Le rhum dégusté ici provient d’un sample acheté sur un site internet, évoquant le fût #8 à 46° ;   problème d’affichage, le fût 8 est annoncé par La Favorite à 41,6%. Autre problème, mon sample a été mesuré à 42,8°…soit plus proche du fût #9 (43°). Je suis donc bien incapable de vous dire d’où vient vraiment le rhum testé vu que les différentes informations ne coïncident pas entres elles.

 

 


 

La Favorite Privilège 1999 / 43°

Assemblage de rhums hors d’âge vieillis 17 ans et mis en fûts (ex-Cognac) en 1999, sorti en hommage à André Dormoy qui a mis fin à sa carrière en 1999. 3500 bouteilles numérotées sont issues de ce millésime.

 

La robe est ambré soutenu, propose des jambes assez grasses et nombreuses et évoque la gourmandise.

Au nez se dégage une odeur chaude et sucrée de fruits au sirop, d’ananas avec une odeur légère et timide qui laisse déjà imaginer une bouche dans le même registre. Arrivent des odeurs de miel, de pruneau et de la cerise au sirop avec du repos et quelques notes de tabac (blond) et de poivre qui chatouillent les narines. Au final, le nez de ce millésime est assez simple et léger et manque cruellement de profondeur ; ça restera malheureusement plat malgré les longues minutes d’attente.

Nous sommes ici à des années lumières du 2008 malgré l’âge plus avancé de ce rhum, à se demander ce qui s’est passé avec cette cuvée Privilège qui manque franchement de personnalité ; espérons que la bouche rattrapera vite le niveau.

En bouche justement, le rhum est d’abord mielleux, moelleux, sur du fruit compoté et sucré mais rapidement rattrapé par des notes acides et amères, avec des tanins agressifs et des épices piquantes (et un boisé humide amer, en plus de réglisse). Cela pourrait sûrement valoir le détour dans d’autres circonstances, mais ça ne donne rien de très agréable au final et le boisé prédomine dans une bouche déséquilibrée. La fin de bouche est courte, sèche, sucrée, sur des notes d’alcool qui s’évaporent en bouche et du bois mouillé.

Qu’il est difficile d’enchainer ce rhum après le millésime 2008, et le blanc mono-variétal… On pense partir sur une dégustation de plus en plus agréable et on finit par une déception totale avec l’impression de s’éloigner de ce qui fait tout la force de La Favorite, à savoir un produit de base excellent. Note: 72

 

 


 

La Favorite  1995 / 44,1°

Un rhum millésimé (1995) issu du fût #42 et âgé de 20 ans, embouteillé en 2015 et sorti en partenariat avec La Confrérie du Rhum. Plusieurs fûts sortiront, celui-ci étant le dernier « en date ».

## Données fournies:

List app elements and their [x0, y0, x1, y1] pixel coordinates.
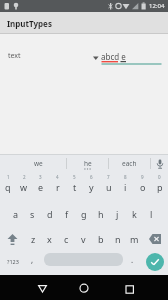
staticText: q — [5, 181, 11, 193]
button[interactable] — [151, 155, 168, 172]
staticText: we — [34, 159, 43, 168]
staticText: text — [8, 51, 21, 61]
staticText: r — [56, 181, 60, 193]
staticText: o — [140, 181, 146, 193]
staticText: d — [47, 208, 53, 220]
button[interactable]: q — [0, 180, 16, 194]
staticText: k — [132, 208, 137, 220]
button[interactable]: z — [25, 231, 41, 247]
staticText: a — [13, 208, 19, 220]
staticText: f — [65, 208, 69, 220]
staticText: b — [98, 233, 104, 245]
button[interactable]: ?123 — [0, 250, 25, 272]
staticText: z — [31, 233, 36, 245]
button[interactable]: j — [109, 207, 126, 221]
button[interactable]: e — [32, 180, 49, 194]
button[interactable]: each — [109, 155, 150, 172]
staticText: 8 — [124, 174, 127, 180]
button[interactable]: f — [58, 207, 75, 221]
staticText: , — [31, 254, 34, 265]
staticText: p — [157, 181, 163, 193]
staticText: i — [124, 181, 127, 193]
button[interactable] — [44, 253, 123, 266]
staticText: 6 — [90, 174, 93, 180]
button[interactable]: we — [0, 155, 66, 172]
button[interactable] — [88, 46, 164, 64]
button[interactable]: h — [92, 207, 109, 221]
button[interactable]: , — [25, 250, 39, 272]
button[interactable]: d — [41, 207, 58, 221]
button[interactable]: . — [126, 250, 138, 272]
button[interactable]: u — [100, 180, 117, 194]
staticText: s — [30, 208, 35, 220]
button[interactable]: he — [67, 155, 108, 172]
staticText: he — [84, 159, 92, 168]
button[interactable] — [146, 253, 164, 271]
staticText: m — [130, 233, 139, 245]
button[interactable]: m — [126, 231, 143, 247]
staticText: . — [131, 254, 134, 265]
button[interactable]: x — [41, 231, 58, 247]
staticText: x — [47, 233, 52, 245]
button[interactable]: r — [49, 180, 66, 194]
button[interactable]: b — [92, 231, 109, 247]
staticText: 12:04 — [149, 2, 165, 10]
button[interactable]: c — [58, 231, 75, 247]
staticText: 7 — [107, 174, 110, 180]
staticText: 3 — [39, 174, 42, 180]
staticText: j — [116, 208, 119, 220]
button[interactable]: l — [143, 207, 160, 221]
button[interactable]: s — [24, 207, 41, 221]
staticText: c — [64, 233, 69, 245]
button[interactable] — [73, 276, 96, 299]
button[interactable] — [117, 276, 140, 299]
button[interactable]: n — [109, 231, 126, 247]
staticText: each — [122, 159, 137, 168]
staticText: v — [81, 233, 86, 245]
staticText: ?123 — [7, 258, 19, 265]
button[interactable]: k — [126, 207, 143, 221]
button[interactable]: o — [134, 180, 151, 194]
button[interactable] — [31, 276, 54, 299]
staticText: 2 — [23, 174, 26, 180]
staticText: n — [115, 233, 121, 245]
button[interactable] — [143, 231, 168, 247]
button[interactable]: p — [151, 180, 168, 194]
staticText: g — [81, 208, 87, 220]
button[interactable]: t — [66, 180, 83, 194]
button[interactable]: g — [75, 207, 92, 221]
staticText: 0 — [158, 174, 161, 180]
staticText: h — [98, 208, 104, 220]
button[interactable] — [0, 231, 25, 247]
staticText: 4 — [56, 174, 59, 180]
staticText: t — [73, 181, 77, 193]
staticText: y — [89, 181, 94, 193]
staticText: 9 — [141, 174, 144, 180]
staticText: w — [20, 181, 28, 193]
staticText: 1 — [7, 174, 10, 180]
button[interactable]: y — [83, 180, 100, 194]
staticText: InputTypes — [7, 18, 52, 29]
button[interactable]: v — [75, 231, 92, 247]
staticText: e — [38, 181, 44, 193]
button[interactable]: w — [16, 180, 32, 194]
button[interactable]: i — [117, 180, 134, 194]
staticText: u — [106, 181, 112, 193]
button[interactable]: a — [8, 207, 24, 221]
staticText: l — [150, 208, 153, 220]
staticText: 5 — [73, 174, 76, 180]
staticText: abcd e — [101, 51, 126, 62]
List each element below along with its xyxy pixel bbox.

## Travail demandé:
**A)** Recopiez à l'identique, s'il vous plaît, le passage du texte sur le rhum La Favorite qui commence par « Nous sommes ici » et se poursuit jusqu'à « du bois mouillé. ».
**B)** Dressez la liste de tous les arômes que le texte sur le rhum La Favorite attribue au nez du Privilège 1999.

## Corrigé:
**A)**
Nous sommes ici à des années lumières du 2008 malgré l’âge plus avancé de ce rhum, à se demander ce qui s’est passé avec cette cuvée Privilège qui manque franchement de personnalité ; espérons que la bouche rattrapera vite le niveau.

En bouche justement, le rhum est d’abord mielleux, moelleux, sur du fruit compoté et sucré mais rapidement rattrapé par des notes acides et amères, avec des tanins agressifs et des épices piquantes (et un boisé humide amer, en plus de réglisse). Cela pourrait sûrement valoir le détour dans d’autres circonstances, mais ça ne donne rien de très agréable au final et le boisé prédomine dans une bouche déséquilibrée. La fin de bouche est courte, sèche, sucrée, sur des notes d’alcool qui s’évaporent en bouche et du bois mouillé.

**B)**
- fruits au sirop
- ananas
- miel
- pruneau
- cerise au sirop
- tabac (blond)
- poivre